Short task: Find the lines holding the string "content" in the data, then copy all of them.

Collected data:
-------------------------
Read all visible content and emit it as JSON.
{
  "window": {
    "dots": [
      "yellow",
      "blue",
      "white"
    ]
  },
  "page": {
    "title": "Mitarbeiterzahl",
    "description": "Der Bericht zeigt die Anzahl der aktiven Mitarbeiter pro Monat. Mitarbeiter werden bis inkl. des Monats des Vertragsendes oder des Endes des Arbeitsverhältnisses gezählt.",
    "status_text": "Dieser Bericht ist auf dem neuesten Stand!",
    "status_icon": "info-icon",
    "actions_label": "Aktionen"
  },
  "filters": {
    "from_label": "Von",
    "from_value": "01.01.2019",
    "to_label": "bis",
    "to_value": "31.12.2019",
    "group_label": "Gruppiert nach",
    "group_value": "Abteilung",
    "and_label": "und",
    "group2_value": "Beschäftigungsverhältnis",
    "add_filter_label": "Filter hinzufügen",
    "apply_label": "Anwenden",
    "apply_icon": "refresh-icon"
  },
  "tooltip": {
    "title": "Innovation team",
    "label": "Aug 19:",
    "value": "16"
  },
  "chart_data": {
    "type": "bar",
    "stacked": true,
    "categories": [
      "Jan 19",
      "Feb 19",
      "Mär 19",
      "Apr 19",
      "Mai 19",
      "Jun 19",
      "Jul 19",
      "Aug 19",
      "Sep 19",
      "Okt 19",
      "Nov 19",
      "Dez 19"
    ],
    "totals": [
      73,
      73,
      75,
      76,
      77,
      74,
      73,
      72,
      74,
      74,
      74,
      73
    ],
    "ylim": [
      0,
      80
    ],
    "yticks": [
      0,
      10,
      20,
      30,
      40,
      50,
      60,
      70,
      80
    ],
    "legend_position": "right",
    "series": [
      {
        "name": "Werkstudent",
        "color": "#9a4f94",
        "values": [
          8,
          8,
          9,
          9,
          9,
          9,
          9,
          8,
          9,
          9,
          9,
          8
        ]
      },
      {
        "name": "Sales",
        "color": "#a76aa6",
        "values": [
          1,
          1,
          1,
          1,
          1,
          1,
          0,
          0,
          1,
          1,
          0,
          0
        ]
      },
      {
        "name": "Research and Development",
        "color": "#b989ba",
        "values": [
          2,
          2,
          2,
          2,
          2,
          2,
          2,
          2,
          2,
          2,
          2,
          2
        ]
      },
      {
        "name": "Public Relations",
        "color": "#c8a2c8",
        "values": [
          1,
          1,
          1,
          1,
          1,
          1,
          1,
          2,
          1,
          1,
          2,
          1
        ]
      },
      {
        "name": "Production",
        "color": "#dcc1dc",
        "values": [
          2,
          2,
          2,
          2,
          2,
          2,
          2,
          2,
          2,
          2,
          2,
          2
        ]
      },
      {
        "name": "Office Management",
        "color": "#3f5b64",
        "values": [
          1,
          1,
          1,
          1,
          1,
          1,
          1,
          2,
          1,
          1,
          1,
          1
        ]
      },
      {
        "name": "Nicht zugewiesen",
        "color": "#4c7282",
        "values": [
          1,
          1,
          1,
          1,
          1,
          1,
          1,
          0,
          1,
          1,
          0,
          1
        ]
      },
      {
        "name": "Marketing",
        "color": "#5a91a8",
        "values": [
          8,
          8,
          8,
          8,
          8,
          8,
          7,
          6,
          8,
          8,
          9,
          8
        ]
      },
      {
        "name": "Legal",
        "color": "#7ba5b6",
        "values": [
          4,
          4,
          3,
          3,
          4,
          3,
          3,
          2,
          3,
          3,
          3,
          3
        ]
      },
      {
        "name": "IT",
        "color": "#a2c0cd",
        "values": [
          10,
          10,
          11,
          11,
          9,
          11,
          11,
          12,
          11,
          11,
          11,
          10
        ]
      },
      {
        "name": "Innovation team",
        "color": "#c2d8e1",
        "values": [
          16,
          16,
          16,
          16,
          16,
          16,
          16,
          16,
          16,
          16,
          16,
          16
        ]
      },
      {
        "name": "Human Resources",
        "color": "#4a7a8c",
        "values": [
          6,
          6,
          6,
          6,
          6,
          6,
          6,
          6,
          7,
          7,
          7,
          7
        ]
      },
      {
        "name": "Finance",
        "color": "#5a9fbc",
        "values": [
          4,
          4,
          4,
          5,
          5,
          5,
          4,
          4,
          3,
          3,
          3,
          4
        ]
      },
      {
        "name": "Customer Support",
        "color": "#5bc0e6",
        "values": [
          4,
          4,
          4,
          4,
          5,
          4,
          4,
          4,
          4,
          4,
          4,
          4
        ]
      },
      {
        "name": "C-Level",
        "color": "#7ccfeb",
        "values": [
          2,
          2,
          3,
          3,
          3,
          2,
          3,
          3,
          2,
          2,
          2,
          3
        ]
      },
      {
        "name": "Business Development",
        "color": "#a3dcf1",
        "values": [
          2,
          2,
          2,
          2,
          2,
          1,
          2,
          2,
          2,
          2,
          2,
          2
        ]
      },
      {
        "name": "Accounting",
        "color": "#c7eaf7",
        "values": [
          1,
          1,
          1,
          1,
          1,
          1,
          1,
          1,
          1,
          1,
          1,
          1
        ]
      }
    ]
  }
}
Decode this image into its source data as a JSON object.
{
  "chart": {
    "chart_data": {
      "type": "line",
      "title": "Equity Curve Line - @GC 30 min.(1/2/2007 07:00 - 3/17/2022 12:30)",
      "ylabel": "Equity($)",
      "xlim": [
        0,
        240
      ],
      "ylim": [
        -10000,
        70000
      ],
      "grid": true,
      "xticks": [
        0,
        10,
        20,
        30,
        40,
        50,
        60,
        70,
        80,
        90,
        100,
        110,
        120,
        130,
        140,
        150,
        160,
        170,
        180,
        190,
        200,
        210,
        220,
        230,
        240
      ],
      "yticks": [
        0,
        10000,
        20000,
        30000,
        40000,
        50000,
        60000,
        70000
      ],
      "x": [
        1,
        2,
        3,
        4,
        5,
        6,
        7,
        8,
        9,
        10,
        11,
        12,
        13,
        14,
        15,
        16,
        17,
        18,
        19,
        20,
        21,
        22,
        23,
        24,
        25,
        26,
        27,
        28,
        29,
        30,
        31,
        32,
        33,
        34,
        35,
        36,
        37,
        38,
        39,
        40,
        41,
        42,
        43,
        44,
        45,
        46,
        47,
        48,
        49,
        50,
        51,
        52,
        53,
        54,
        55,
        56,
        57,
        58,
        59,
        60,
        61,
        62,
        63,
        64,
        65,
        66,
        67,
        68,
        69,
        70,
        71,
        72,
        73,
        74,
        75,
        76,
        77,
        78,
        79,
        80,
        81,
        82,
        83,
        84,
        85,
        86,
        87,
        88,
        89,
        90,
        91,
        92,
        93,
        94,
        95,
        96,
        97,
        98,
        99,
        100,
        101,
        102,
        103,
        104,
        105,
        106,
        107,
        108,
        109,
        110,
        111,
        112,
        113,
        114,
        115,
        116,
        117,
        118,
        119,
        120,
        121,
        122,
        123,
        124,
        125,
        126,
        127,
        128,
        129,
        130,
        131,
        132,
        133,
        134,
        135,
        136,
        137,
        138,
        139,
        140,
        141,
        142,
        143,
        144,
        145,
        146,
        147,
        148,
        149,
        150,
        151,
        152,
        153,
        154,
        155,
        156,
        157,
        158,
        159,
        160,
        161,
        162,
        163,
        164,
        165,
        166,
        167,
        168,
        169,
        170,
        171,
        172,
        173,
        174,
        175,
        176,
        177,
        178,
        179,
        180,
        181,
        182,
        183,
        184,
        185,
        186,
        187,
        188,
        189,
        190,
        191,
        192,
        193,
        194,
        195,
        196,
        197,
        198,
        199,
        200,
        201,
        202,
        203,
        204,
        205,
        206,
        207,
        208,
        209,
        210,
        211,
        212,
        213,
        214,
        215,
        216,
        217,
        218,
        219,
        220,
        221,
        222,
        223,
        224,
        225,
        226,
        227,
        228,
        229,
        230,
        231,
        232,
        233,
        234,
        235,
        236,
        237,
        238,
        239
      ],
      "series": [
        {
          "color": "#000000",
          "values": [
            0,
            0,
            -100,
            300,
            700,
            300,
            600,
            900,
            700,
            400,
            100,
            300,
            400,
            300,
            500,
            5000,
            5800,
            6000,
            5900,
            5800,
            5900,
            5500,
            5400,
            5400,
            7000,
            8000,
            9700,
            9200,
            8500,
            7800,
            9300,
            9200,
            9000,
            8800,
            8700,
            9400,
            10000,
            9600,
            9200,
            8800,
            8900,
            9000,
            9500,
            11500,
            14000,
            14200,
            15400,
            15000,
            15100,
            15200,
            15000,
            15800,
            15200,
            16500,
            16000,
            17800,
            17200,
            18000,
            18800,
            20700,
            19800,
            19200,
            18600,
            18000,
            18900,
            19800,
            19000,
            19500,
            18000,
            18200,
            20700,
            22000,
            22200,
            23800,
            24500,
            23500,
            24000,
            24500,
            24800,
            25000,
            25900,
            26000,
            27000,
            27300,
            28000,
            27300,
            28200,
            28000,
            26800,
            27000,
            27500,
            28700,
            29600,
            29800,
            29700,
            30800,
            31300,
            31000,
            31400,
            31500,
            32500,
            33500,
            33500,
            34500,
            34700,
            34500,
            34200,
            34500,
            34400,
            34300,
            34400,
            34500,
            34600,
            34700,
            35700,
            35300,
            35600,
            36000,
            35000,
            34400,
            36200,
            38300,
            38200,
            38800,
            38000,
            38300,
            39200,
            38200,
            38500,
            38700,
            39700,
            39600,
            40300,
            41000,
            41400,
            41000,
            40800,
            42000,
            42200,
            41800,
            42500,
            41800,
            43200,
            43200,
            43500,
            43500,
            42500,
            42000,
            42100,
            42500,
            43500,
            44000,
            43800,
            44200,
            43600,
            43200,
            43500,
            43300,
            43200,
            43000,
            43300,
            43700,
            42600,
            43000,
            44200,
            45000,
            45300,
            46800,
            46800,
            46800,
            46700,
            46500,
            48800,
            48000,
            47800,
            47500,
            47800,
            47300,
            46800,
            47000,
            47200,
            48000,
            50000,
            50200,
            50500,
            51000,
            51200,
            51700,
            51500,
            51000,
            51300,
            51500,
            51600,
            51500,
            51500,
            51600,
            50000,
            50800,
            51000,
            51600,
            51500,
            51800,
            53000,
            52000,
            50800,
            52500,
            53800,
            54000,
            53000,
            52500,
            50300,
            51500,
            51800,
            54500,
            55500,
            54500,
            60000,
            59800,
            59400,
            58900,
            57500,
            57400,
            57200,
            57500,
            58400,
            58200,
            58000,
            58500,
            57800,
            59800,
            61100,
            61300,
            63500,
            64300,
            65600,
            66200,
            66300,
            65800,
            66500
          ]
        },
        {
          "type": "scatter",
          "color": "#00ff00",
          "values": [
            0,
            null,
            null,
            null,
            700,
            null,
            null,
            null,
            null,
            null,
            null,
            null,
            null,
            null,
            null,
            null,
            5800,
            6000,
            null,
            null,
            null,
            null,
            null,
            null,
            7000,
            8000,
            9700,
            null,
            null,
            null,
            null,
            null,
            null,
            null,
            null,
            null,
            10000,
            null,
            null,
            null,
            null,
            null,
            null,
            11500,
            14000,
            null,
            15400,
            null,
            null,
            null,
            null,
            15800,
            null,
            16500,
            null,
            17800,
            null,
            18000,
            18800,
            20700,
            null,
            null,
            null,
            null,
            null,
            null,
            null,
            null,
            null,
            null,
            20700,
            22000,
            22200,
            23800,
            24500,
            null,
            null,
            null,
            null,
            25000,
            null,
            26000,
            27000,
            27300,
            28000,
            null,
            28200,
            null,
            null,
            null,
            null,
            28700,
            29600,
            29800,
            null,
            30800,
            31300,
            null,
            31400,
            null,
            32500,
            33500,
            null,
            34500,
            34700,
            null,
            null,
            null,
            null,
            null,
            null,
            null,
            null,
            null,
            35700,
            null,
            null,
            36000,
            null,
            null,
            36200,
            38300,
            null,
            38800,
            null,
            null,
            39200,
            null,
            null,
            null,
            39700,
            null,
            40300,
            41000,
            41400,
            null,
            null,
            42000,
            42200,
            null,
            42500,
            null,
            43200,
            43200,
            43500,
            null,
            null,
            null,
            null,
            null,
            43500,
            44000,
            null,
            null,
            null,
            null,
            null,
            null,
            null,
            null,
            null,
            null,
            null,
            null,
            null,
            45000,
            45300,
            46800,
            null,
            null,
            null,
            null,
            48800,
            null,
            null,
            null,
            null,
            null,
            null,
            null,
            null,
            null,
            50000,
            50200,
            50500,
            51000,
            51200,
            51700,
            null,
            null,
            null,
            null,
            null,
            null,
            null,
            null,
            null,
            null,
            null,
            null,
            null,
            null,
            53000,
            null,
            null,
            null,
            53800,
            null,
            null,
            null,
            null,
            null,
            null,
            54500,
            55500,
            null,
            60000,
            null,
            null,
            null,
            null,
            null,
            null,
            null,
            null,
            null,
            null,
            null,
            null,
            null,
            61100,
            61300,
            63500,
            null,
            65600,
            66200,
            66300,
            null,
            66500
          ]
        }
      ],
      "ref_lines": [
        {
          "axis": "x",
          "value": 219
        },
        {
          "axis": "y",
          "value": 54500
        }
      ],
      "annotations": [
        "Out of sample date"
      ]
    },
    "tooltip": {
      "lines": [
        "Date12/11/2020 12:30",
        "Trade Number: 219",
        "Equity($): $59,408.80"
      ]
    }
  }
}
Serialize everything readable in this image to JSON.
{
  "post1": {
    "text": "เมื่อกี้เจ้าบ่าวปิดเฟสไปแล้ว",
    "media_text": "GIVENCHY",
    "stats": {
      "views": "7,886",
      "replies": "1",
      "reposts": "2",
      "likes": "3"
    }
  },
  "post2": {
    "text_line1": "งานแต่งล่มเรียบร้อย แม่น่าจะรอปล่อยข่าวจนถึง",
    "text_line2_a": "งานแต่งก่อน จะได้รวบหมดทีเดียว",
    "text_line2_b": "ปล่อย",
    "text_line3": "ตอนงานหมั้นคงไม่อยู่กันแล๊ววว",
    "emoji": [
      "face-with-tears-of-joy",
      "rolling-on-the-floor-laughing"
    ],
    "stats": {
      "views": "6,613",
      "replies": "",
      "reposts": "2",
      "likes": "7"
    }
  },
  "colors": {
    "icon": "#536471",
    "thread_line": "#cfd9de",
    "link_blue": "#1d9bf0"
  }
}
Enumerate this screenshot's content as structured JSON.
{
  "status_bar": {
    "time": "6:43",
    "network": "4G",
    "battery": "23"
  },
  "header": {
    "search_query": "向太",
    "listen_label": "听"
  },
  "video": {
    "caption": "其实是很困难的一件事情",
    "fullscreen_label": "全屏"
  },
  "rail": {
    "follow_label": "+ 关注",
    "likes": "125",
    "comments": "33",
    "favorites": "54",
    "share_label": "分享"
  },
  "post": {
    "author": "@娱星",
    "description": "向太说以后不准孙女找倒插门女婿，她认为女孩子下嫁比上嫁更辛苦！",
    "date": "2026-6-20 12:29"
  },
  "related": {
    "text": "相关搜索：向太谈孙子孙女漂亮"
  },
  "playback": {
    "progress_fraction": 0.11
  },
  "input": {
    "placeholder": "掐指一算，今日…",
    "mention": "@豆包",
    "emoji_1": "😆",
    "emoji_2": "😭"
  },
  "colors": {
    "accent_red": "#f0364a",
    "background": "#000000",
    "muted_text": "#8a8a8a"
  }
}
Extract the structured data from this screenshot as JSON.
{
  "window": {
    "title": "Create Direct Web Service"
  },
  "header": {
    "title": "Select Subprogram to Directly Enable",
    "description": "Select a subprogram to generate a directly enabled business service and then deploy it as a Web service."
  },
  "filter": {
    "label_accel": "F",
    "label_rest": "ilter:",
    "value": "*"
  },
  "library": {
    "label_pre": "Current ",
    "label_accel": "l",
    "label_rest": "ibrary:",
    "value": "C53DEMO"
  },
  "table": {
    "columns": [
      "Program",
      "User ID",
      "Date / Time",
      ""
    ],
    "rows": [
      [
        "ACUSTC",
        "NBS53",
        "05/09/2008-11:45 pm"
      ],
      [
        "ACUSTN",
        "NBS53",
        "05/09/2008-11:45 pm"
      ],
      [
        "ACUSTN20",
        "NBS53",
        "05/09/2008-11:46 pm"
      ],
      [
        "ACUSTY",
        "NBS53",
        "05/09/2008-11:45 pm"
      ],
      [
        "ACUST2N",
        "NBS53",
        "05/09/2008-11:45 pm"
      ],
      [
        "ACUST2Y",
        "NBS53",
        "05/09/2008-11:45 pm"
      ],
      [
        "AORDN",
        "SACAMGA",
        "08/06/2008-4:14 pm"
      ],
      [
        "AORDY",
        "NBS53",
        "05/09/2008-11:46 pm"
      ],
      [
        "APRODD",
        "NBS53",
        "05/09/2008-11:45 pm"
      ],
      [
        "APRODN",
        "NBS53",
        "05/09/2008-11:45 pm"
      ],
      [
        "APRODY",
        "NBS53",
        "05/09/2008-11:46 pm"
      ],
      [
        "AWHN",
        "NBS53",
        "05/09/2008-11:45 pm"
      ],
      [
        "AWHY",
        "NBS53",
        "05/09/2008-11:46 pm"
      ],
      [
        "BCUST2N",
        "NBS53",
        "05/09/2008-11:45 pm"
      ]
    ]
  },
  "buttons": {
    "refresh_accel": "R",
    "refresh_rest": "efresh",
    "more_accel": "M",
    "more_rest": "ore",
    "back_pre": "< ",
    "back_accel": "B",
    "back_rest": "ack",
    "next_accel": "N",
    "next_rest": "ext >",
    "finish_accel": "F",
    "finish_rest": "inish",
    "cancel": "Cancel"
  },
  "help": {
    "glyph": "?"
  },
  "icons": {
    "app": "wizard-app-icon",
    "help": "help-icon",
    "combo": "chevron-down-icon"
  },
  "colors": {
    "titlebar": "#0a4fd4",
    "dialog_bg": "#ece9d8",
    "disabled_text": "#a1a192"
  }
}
-------------------------
Problem solution:
Read all visible content and emit it as JSON.
Enumerate this screenshot's content as structured JSON.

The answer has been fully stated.